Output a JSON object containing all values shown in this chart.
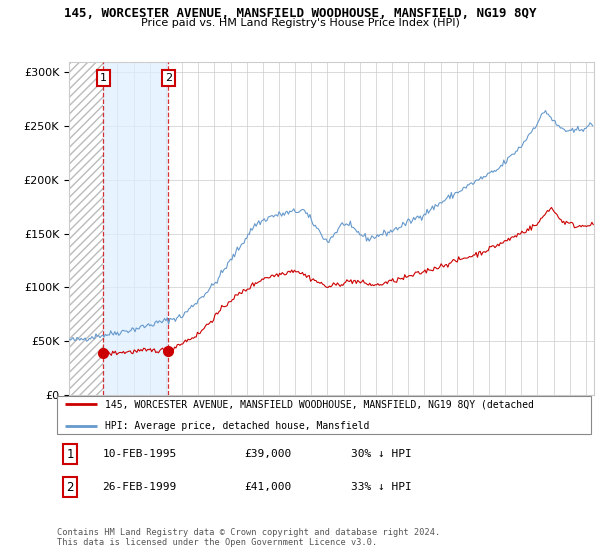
{
  "title": "145, WORCESTER AVENUE, MANSFIELD WOODHOUSE, MANSFIELD, NG19 8QY",
  "subtitle": "Price paid vs. HM Land Registry's House Price Index (HPI)",
  "legend_line1": "145, WORCESTER AVENUE, MANSFIELD WOODHOUSE, MANSFIELD, NG19 8QY (detached",
  "legend_line2": "HPI: Average price, detached house, Mansfield",
  "footer": "Contains HM Land Registry data © Crown copyright and database right 2024.\nThis data is licensed under the Open Government Licence v3.0.",
  "purchase1_date": "10-FEB-1995",
  "purchase1_price": 39000,
  "purchase1_hpi": "30% ↓ HPI",
  "purchase2_date": "26-FEB-1999",
  "purchase2_price": 41000,
  "purchase2_hpi": "33% ↓ HPI",
  "purchase1_x": 1995.12,
  "purchase2_x": 1999.15,
  "ylim": [
    0,
    310000
  ],
  "xlim": [
    1993.0,
    2025.5
  ],
  "hpi_color": "#6699cc",
  "price_color": "#cc0000",
  "shaded_blue_color": "#ddeeff",
  "background_color": "#ffffff",
  "grid_color": "#cccccc",
  "hatch_region_end": 1995.12,
  "blue_shade_start": 1995.12,
  "blue_shade_end": 1999.15
}
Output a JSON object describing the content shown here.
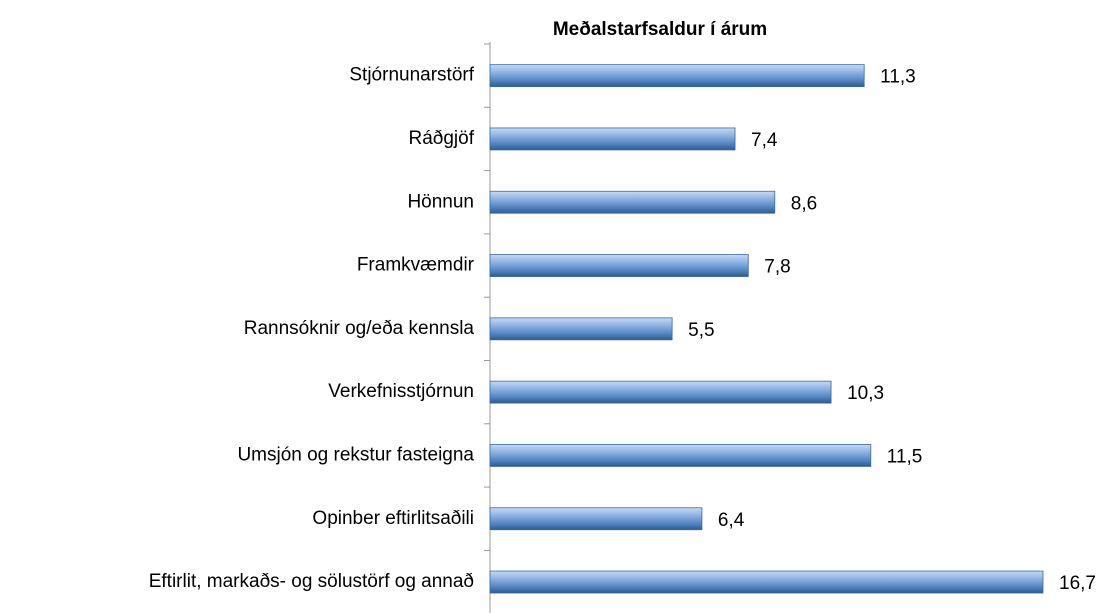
{
  "chart_data": {
    "type": "bar",
    "orientation": "horizontal",
    "title": "Meðalstarfsaldur í árum",
    "categories": [
      "Stjórnunarstörf",
      "Ráðgjöf",
      "Hönnun",
      "Framkvæmdir",
      "Rannsóknir og/eða kennsla",
      "Verkefnisstjórnun",
      "Umsjón og rekstur fasteigna",
      "Opinber eftirlitsaðili",
      "Eftirlit, markaðs- og sölustörf og annað"
    ],
    "values": [
      11.3,
      7.4,
      8.6,
      7.8,
      5.5,
      10.3,
      11.5,
      6.4,
      16.7
    ],
    "value_labels": [
      "11,3",
      "7,4",
      "8,6",
      "7,8",
      "5,5",
      "10,3",
      "11,5",
      "6,4",
      "16,7"
    ],
    "color": "#4f81bd"
  }
}
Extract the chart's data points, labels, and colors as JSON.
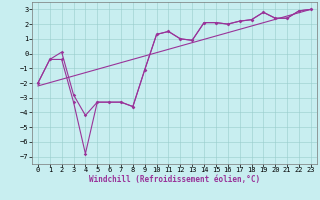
{
  "xlabel": "Windchill (Refroidissement éolien,°C)",
  "bg_color": "#c8eef0",
  "line_color": "#993399",
  "grid_color": "#99cccc",
  "xlim": [
    -0.5,
    23.5
  ],
  "ylim": [
    -7.5,
    3.5
  ],
  "ytick_min": -7,
  "ytick_max": 3,
  "xtick_min": 0,
  "xtick_max": 23,
  "line1_x": [
    0,
    1,
    2,
    3,
    4,
    5,
    6,
    7,
    8,
    9,
    10,
    11,
    12,
    13,
    14,
    15,
    16,
    17,
    18,
    19,
    20,
    21,
    22,
    23
  ],
  "line1_y": [
    -2.0,
    -0.4,
    0.1,
    -2.8,
    -4.2,
    -3.3,
    -3.3,
    -3.3,
    -3.6,
    -1.1,
    1.3,
    1.5,
    1.0,
    0.9,
    2.1,
    2.1,
    2.0,
    2.2,
    2.3,
    2.8,
    2.4,
    2.4,
    2.9,
    3.0
  ],
  "line2_x": [
    0,
    1,
    2,
    3,
    4,
    5,
    6,
    7,
    8,
    9,
    10,
    11,
    12,
    13,
    14,
    15,
    16,
    17,
    18,
    19,
    20,
    21,
    22,
    23
  ],
  "line2_y": [
    -2.0,
    -0.4,
    -0.4,
    -3.3,
    -6.8,
    -3.3,
    -3.3,
    -3.3,
    -3.6,
    -1.1,
    1.3,
    1.5,
    1.0,
    0.9,
    2.1,
    2.1,
    2.0,
    2.2,
    2.3,
    2.8,
    2.4,
    2.4,
    2.9,
    3.0
  ],
  "line3_x": [
    0,
    23
  ],
  "line3_y": [
    -2.2,
    3.0
  ],
  "marker_x": [
    0,
    1,
    2,
    3,
    4,
    5,
    6,
    7,
    8,
    9,
    10,
    11,
    12,
    13,
    14,
    15,
    16,
    17,
    18,
    19,
    20,
    21,
    22,
    23
  ],
  "tick_fontsize": 5,
  "xlabel_fontsize": 5.5,
  "spine_color": "#777777"
}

_ _ _ _ _

• _TO BE DONE_: Copy each line of the records precisely and drop any images they hold.

• _EXERCISE SOLUTION_:
Output a JSON object containing all values shown in this chart.
{
  "title": "145, WORCESTER AVENUE, MANSFIELD WOODHOUSE, MANSFIELD, NG19 8QY",
  "subtitle": "Price paid vs. HM Land Registry's House Price Index (HPI)",
  "legend_line1": "145, WORCESTER AVENUE, MANSFIELD WOODHOUSE, MANSFIELD, NG19 8QY (detached",
  "legend_line2": "HPI: Average price, detached house, Mansfield",
  "footer": "Contains HM Land Registry data © Crown copyright and database right 2024.\nThis data is licensed under the Open Government Licence v3.0.",
  "purchase1_date": "10-FEB-1995",
  "purchase1_price": 39000,
  "purchase1_hpi": "30% ↓ HPI",
  "purchase2_date": "26-FEB-1999",
  "purchase2_price": 41000,
  "purchase2_hpi": "33% ↓ HPI",
  "purchase1_x": 1995.12,
  "purchase2_x": 1999.15,
  "ylim": [
    0,
    310000
  ],
  "xlim": [
    1993.0,
    2025.5
  ],
  "hpi_color": "#6699cc",
  "price_color": "#cc0000",
  "shaded_blue_color": "#ddeeff",
  "background_color": "#ffffff",
  "grid_color": "#cccccc",
  "hatch_region_end": 1995.12,
  "blue_shade_start": 1995.12,
  "blue_shade_end": 1999.15
}
Output a JSON object describing the content shown here.
{
  "chart_data": {
    "type": "bar",
    "orientation": "horizontal",
    "title": "Meðalstarfsaldur í árum",
    "categories": [
      "Stjórnunarstörf",
      "Ráðgjöf",
      "Hönnun",
      "Framkvæmdir",
      "Rannsóknir og/eða kennsla",
      "Verkefnisstjórnun",
      "Umsjón og rekstur fasteigna",
      "Opinber eftirlitsaðili",
      "Eftirlit, markaðs- og sölustörf og annað"
    ],
    "values": [
      11.3,
      7.4,
      8.6,
      7.8,
      5.5,
      10.3,
      11.5,
      6.4,
      16.7
    ],
    "value_labels": [
      "11,3",
      "7,4",
      "8,6",
      "7,8",
      "5,5",
      "10,3",
      "11,5",
      "6,4",
      "16,7"
    ],
    "color": "#4f81bd"
  }
}
Extract the chart's data points, labels, and colors as JSON.
{
  "xlabel": "Windchill (Refroidissement éolien,°C)",
  "bg_color": "#c8eef0",
  "line_color": "#993399",
  "grid_color": "#99cccc",
  "xlim": [
    -0.5,
    23.5
  ],
  "ylim": [
    -7.5,
    3.5
  ],
  "ytick_min": -7,
  "ytick_max": 3,
  "xtick_min": 0,
  "xtick_max": 23,
  "line1_x": [
    0,
    1,
    2,
    3,
    4,
    5,
    6,
    7,
    8,
    9,
    10,
    11,
    12,
    13,
    14,
    15,
    16,
    17,
    18,
    19,
    20,
    21,
    22,
    23
  ],
  "line1_y": [
    -2.0,
    -0.4,
    0.1,
    -2.8,
    -4.2,
    -3.3,
    -3.3,
    -3.3,
    -3.6,
    -1.1,
    1.3,
    1.5,
    1.0,
    0.9,
    2.1,
    2.1,
    2.0,
    2.2,
    2.3,
    2.8,
    2.4,
    2.4,
    2.9,
    3.0
  ],
  "line2_x": [
    0,
    1,
    2,
    3,
    4,
    5,
    6,
    7,
    8,
    9,
    10,
    11,
    12,
    13,
    14,
    15,
    16,
    17,
    18,
    19,
    20,
    21,
    22,
    23
  ],
  "line2_y": [
    -2.0,
    -0.4,
    -0.4,
    -3.3,
    -6.8,
    -3.3,
    -3.3,
    -3.3,
    -3.6,
    -1.1,
    1.3,
    1.5,
    1.0,
    0.9,
    2.1,
    2.1,
    2.0,
    2.2,
    2.3,
    2.8,
    2.4,
    2.4,
    2.9,
    3.0
  ],
  "line3_x": [
    0,
    23
  ],
  "line3_y": [
    -2.2,
    3.0
  ],
  "marker_x": [
    0,
    1,
    2,
    3,
    4,
    5,
    6,
    7,
    8,
    9,
    10,
    11,
    12,
    13,
    14,
    15,
    16,
    17,
    18,
    19,
    20,
    21,
    22,
    23
  ],
  "tick_fontsize": 5,
  "xlabel_fontsize": 5.5,
  "spine_color": "#777777"
}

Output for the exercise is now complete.